WHAT YOU HAVE TO DO: Pull every line containing "values" out of the material below.

+-------+

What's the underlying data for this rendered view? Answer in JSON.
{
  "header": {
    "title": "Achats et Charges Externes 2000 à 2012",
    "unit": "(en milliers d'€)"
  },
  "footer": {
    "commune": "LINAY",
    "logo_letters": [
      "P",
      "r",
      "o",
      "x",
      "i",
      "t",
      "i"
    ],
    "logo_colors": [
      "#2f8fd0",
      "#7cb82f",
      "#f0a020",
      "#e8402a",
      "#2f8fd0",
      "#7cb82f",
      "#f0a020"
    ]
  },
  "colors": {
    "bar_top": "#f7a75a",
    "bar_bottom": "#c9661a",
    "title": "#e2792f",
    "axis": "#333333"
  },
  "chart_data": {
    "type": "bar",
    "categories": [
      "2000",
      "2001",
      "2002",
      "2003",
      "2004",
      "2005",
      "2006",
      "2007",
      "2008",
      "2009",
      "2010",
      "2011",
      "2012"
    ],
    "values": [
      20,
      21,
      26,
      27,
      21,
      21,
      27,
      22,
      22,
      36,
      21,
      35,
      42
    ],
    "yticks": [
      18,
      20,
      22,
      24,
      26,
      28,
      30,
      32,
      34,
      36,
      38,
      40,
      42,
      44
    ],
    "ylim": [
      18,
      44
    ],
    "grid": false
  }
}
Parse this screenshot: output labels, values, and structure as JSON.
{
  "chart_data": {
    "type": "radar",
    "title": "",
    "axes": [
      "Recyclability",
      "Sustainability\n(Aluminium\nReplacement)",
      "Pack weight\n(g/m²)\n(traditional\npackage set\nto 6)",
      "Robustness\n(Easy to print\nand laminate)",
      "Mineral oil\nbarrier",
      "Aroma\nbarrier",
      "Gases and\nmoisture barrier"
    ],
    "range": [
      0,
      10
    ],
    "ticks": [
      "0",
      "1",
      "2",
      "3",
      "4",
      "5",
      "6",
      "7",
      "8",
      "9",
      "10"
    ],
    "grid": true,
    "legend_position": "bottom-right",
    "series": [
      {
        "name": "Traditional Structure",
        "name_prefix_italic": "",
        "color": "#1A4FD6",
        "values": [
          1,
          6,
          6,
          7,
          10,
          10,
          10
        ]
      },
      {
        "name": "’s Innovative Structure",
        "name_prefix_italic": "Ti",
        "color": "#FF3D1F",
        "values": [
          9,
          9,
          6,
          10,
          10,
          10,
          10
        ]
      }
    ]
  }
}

+-------+

COMPLETE RESPONSE:
    "values": [
Parse this screenshot: output labels, values, and structure as JSON.
        "values": [
        "values": [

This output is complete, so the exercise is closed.